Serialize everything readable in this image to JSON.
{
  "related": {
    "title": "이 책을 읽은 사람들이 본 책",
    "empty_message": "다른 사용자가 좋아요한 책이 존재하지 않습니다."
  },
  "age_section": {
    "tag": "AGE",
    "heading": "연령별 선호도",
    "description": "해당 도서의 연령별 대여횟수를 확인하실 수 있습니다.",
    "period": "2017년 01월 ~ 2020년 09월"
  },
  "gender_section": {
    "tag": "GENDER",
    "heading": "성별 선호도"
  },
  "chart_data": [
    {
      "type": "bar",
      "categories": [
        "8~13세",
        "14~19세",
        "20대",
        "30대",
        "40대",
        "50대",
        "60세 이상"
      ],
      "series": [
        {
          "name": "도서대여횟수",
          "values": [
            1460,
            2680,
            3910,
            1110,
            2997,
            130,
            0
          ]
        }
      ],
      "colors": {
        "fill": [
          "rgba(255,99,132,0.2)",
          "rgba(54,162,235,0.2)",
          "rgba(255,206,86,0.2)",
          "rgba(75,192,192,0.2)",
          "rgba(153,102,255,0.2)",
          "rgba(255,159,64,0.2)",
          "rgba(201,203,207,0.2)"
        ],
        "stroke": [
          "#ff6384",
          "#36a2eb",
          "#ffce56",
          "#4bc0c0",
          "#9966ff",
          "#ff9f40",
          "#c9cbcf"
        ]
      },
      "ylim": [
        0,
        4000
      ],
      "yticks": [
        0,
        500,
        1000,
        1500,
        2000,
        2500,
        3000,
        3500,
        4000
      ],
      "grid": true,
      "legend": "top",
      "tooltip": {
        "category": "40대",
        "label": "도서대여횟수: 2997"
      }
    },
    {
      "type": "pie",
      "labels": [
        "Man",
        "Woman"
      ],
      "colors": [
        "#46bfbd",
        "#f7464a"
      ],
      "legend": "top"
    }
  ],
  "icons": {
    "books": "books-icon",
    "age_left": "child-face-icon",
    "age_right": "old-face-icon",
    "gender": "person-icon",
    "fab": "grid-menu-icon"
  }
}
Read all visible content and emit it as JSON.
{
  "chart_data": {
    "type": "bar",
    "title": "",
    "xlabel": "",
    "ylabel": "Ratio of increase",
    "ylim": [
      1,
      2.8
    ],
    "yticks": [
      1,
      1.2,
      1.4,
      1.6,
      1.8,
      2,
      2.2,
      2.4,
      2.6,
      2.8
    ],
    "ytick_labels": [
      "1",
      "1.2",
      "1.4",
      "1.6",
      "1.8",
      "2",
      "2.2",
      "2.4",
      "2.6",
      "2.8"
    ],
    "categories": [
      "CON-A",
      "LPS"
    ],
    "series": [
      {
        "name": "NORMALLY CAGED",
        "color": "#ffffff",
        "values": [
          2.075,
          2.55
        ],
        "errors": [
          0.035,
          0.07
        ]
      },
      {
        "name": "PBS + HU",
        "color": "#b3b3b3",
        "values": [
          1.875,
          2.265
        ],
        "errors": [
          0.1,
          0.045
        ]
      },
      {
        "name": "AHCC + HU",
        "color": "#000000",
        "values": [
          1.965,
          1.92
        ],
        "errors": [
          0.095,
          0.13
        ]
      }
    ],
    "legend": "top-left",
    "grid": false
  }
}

WRITTEN REQUEST: Return all lines containing "rgba".

THE REPLY:
          "rgba(255,99,132,0.2)",
          "rgba(54,162,235,0.2)",
          "rgba(255,206,86,0.2)",
          "rgba(75,192,192,0.2)",
          "rgba(153,102,255,0.2)",
          "rgba(255,159,64,0.2)",
          "rgba(201,203,207,0.2)"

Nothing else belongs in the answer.